Repeat the listing word for word. No pictures belong in the copy.

Material for this exercise -

════

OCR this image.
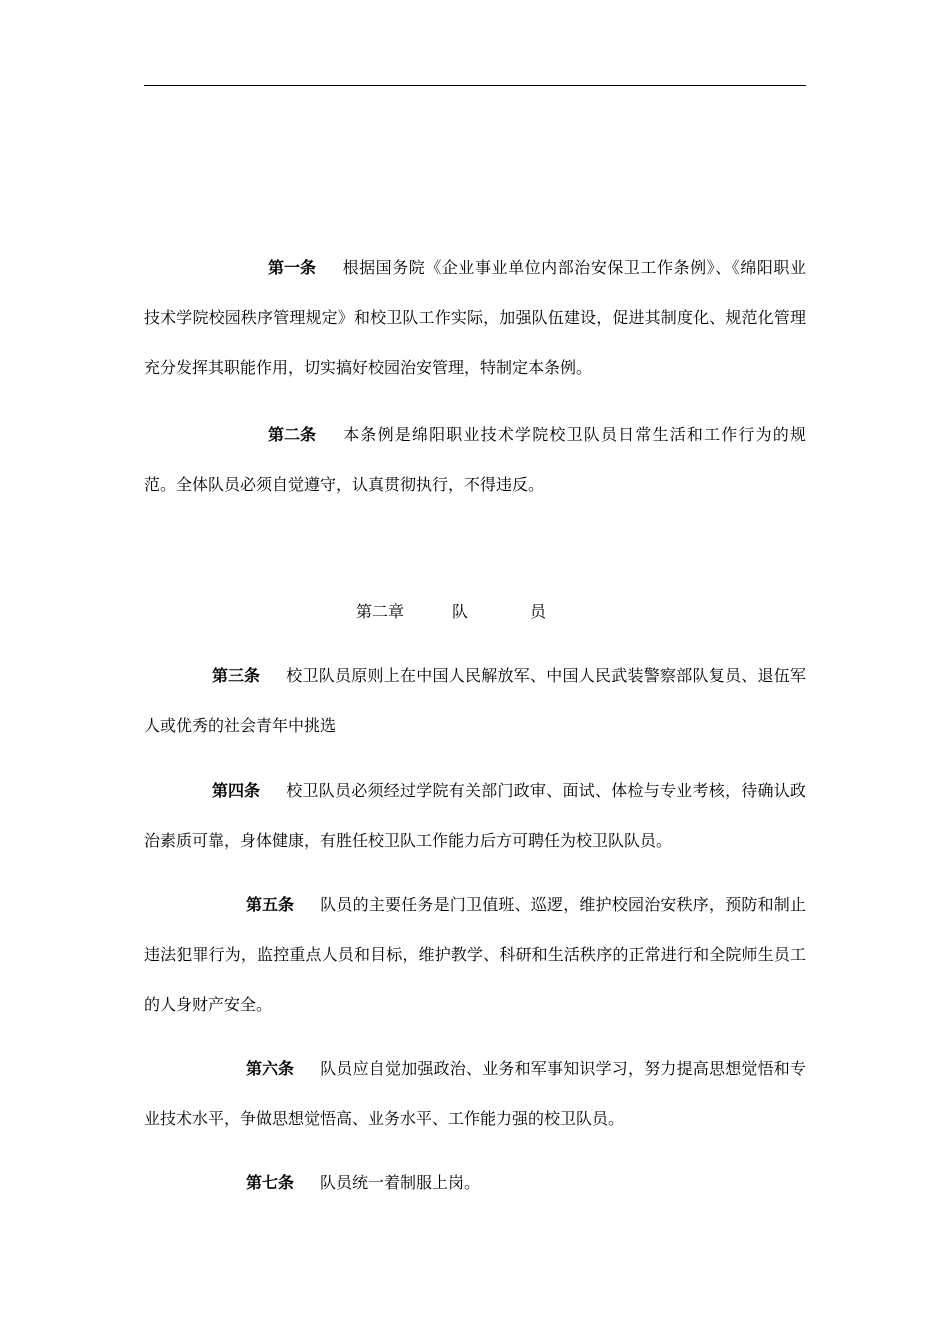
第一条 根据国务院《企业事业单位内部治安保卫工作条例》、《绵阳职业技术学院校园秩序管理规定》和校卫队工作实际，加强队伍建设，促进其制度化、规范化管理充分发挥其职能作用，切实搞好校园治安管理，特制定本条例。

第二条 本条例是绵阳职业技术学院校卫队员日常生活和工作行为的规范。全体队员必须自觉遵守，认真贯彻执行，不得违反。

第二章	队	员

第三条 校卫队员原则上在中国人民解放军、中国人民武装警察部队复员、退伍军人或优秀的社会青年中挑选

第四条 校卫队员必须经过学院有关部门政审、面试、体检与专业考核，待确认政治素质可靠，身体健康，有胜任校卫队工作能力后方可聘任为校卫队队员。

第五条 队员的主要任务是门卫值班、巡逻，维护校园治安秩序，预防和制止违法犯罪行为，监控重点人员和目标，维护教学、科研和生活秩序的正常进行和全院师生员工的人身财产安全。

第六条 队员应自觉加强政治、业务和军事知识学习，努力提高思想觉悟和专业技术水平，争做思想觉悟高、业务水平、工作能力强的校卫队员。

第七条 队员统一着制服上岗。
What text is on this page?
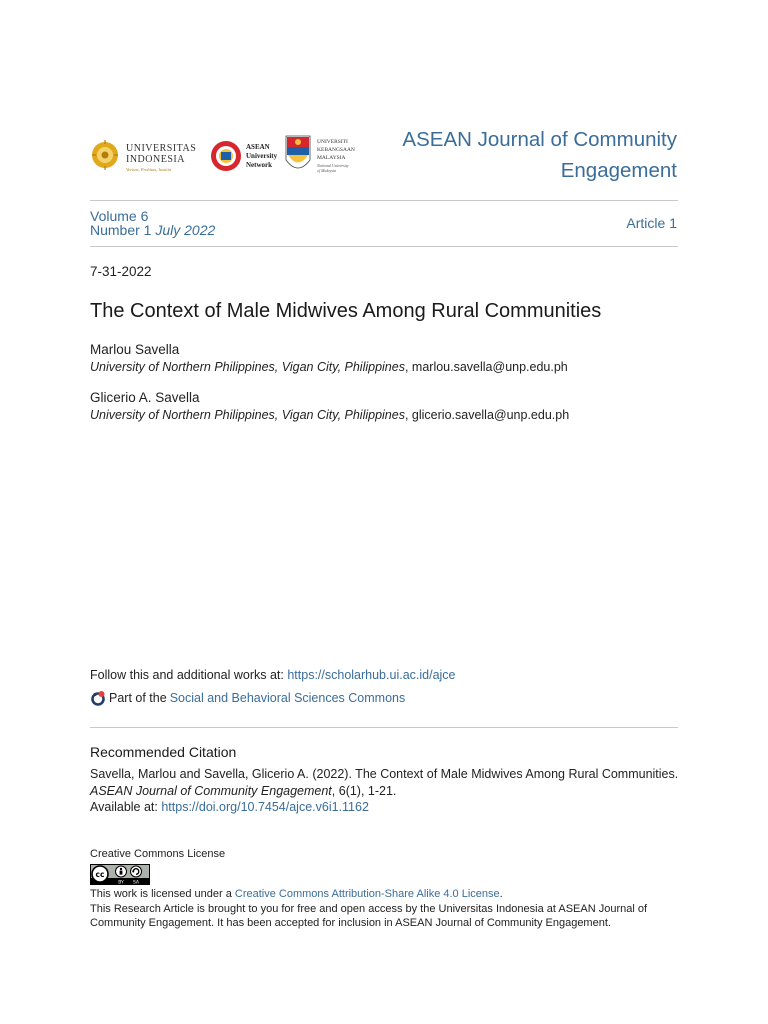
UNIVERSITAS
INDONESIA
Veritas, Probitas, Iustitia
ASEAN
University
Network
UNIVERSITI
KEBANGSAAN
MALAYSIA
National University
of Malaysia
ASEAN Journal of Community
Engagement
Volume 6
Number 1 July 2022	Article 1
7-31-2022
The Context of Male Midwives Among Rural Communities
Marlou Savella
University of Northern Philippines, Vigan City, Philippines, marlou.savella@unp.edu.ph
Glicerio A. Savella
University of Northern Philippines, Vigan City, Philippines, glicerio.savella@unp.edu.ph
Follow this and additional works at: https://scholarhub.ui.ac.id/ajce
Part of the Social and Behavioral Sciences Commons
Recommended Citation
Savella, Marlou and Savella, Glicerio A. (2022). The Context of Male Midwives Among Rural Communities.
ASEAN Journal of Community Engagement, 6(1), 1-21.
Available at: https://doi.org/10.7454/ajce.v6i1.1162
Creative Commons License
cc
BY SA
This work is licensed under a Creative Commons Attribution-Share Alike 4.0 License.
This Research Article is brought to you for free and open access by the Universitas Indonesia at ASEAN Journal of
Community Engagement. It has been accepted for inclusion in ASEAN Journal of Community Engagement.
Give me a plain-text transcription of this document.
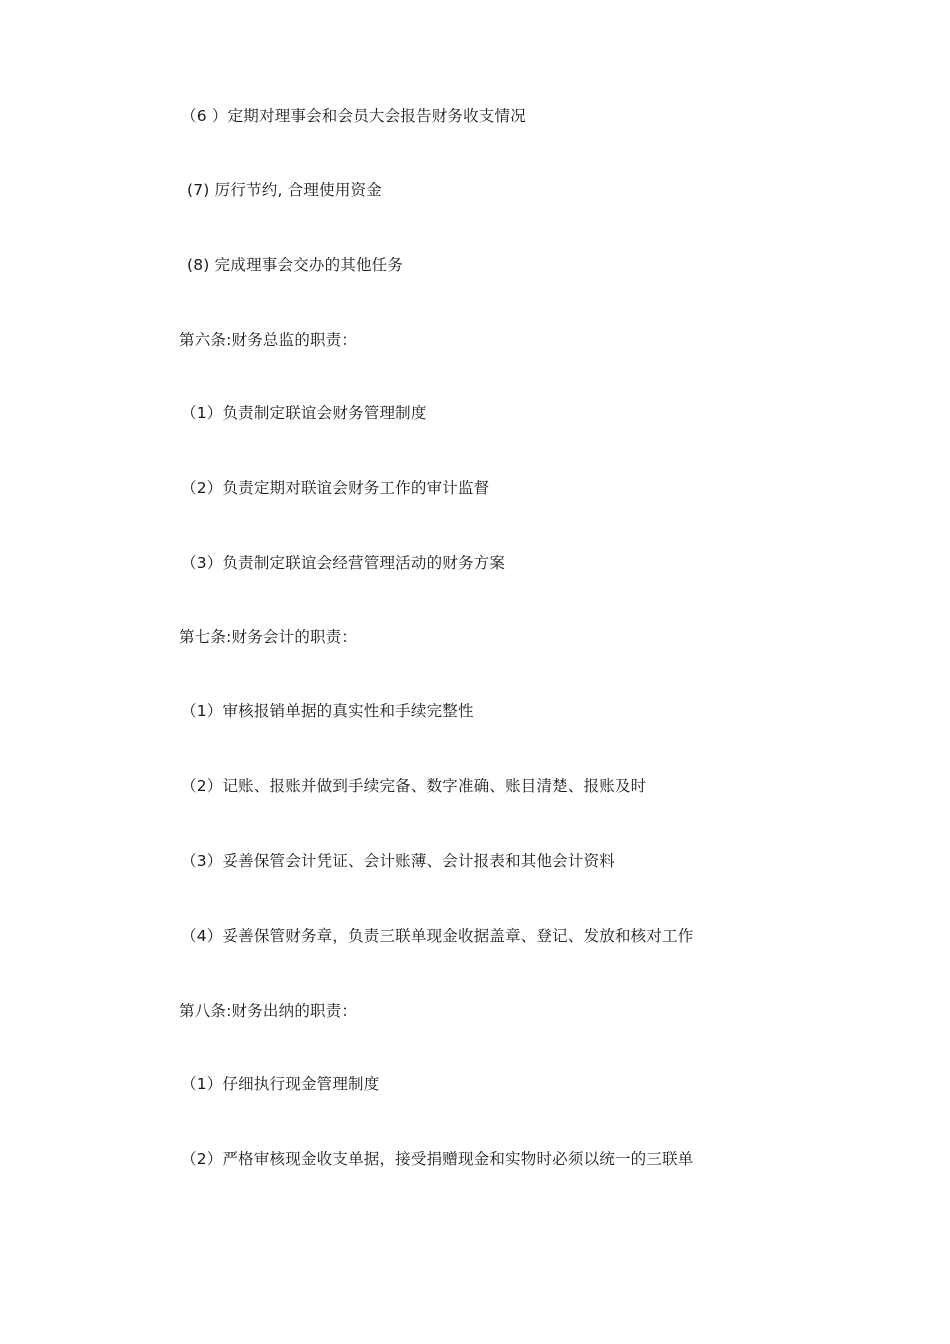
（6 ）定期对理事会和会员大会报告财务收支情况
(7) 厉行节约, 合理使用资金
(8) 完成理事会交办的其他任务
第六条:财务总监的职责：
（1）负责制定联谊会财务管理制度
（2）负责定期对联谊会财务工作的审计监督
（3）负责制定联谊会经营管理活动的财务方案
第七条:财务会计的职责：
（1）审核报销单据的真实性和手续完整性
（2）记账、报账并做到手续完备、数字准确、账目清楚、报账及时
（3）妥善保管会计凭证、会计账薄、会计报表和其他会计资料
（4）妥善保管财务章，负责三联单现金收据盖章、登记、发放和核对工作
第八条:财务出纳的职责：
（1）仔细执行现金管理制度
（2）严格审核现金收支单据，接受捐赠现金和实物时必须以统一的三联单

════

Expected answer -
OCR this image.
第一条 根据国务院《企业事业单位内部治安保卫工作条例》、《绵阳职业技术学院校园秩序管理规定》和校卫队工作实际，加强队伍建设，促进其制度化、规范化管理充分发挥其职能作用，切实搞好校园治安管理，特制定本条例。

第二条 本条例是绵阳职业技术学院校卫队员日常生活和工作行为的规范。全体队员必须自觉遵守，认真贯彻执行，不得违反。

第二章	队	员

第三条 校卫队员原则上在中国人民解放军、中国人民武装警察部队复员、退伍军人或优秀的社会青年中挑选

第四条 校卫队员必须经过学院有关部门政审、面试、体检与专业考核，待确认政治素质可靠，身体健康，有胜任校卫队工作能力后方可聘任为校卫队队员。

第五条 队员的主要任务是门卫值班、巡逻，维护校园治安秩序，预防和制止违法犯罪行为，监控重点人员和目标，维护教学、科研和生活秩序的正常进行和全院师生员工的人身财产安全。

第六条 队员应自觉加强政治、业务和军事知识学习，努力提高思想觉悟和专业技术水平，争做思想觉悟高、业务水平、工作能力强的校卫队员。

第七条 队员统一着制服上岗。
What text is on this page?
UNIVERSITAS
INDONESIA
Veritas, Probitas, Iustitia
ASEAN
University
Network
UNIVERSITI
KEBANGSAAN
MALAYSIA
National University
of Malaysia
ASEAN Journal of Community
Engagement
Volume 6
Number 1 July 2022	Article 1
7-31-2022
The Context of Male Midwives Among Rural Communities
Marlou Savella
University of Northern Philippines, Vigan City, Philippines, marlou.savella@unp.edu.ph
Glicerio A. Savella
University of Northern Philippines, Vigan City, Philippines, glicerio.savella@unp.edu.ph
Follow this and additional works at: https://scholarhub.ui.ac.id/ajce
Part of the Social and Behavioral Sciences Commons
Recommended Citation
Savella, Marlou and Savella, Glicerio A. (2022). The Context of Male Midwives Among Rural Communities.
ASEAN Journal of Community Engagement, 6(1), 1-21.
Available at: https://doi.org/10.7454/ajce.v6i1.1162
Creative Commons License
cc
BY SA
This work is licensed under a Creative Commons Attribution-Share Alike 4.0 License.
This Research Article is brought to you for free and open access by the Universitas Indonesia at ASEAN Journal of
Community Engagement. It has been accepted for inclusion in ASEAN Journal of Community Engagement.
Give me a plain-text transcription of this document.
（6 ）定期对理事会和会员大会报告财务收支情况
(7) 厉行节约, 合理使用资金
(8) 完成理事会交办的其他任务
第六条:财务总监的职责：
（1）负责制定联谊会财务管理制度
（2）负责定期对联谊会财务工作的审计监督
（3）负责制定联谊会经营管理活动的财务方案
第七条:财务会计的职责：
（1）审核报销单据的真实性和手续完整性
（2）记账、报账并做到手续完备、数字准确、账目清楚、报账及时
（3）妥善保管会计凭证、会计账薄、会计报表和其他会计资料
（4）妥善保管财务章，负责三联单现金收据盖章、登记、发放和核对工作
第八条:财务出纳的职责：
（1）仔细执行现金管理制度
（2）严格审核现金收支单据，接受捐赠现金和实物时必须以统一的三联单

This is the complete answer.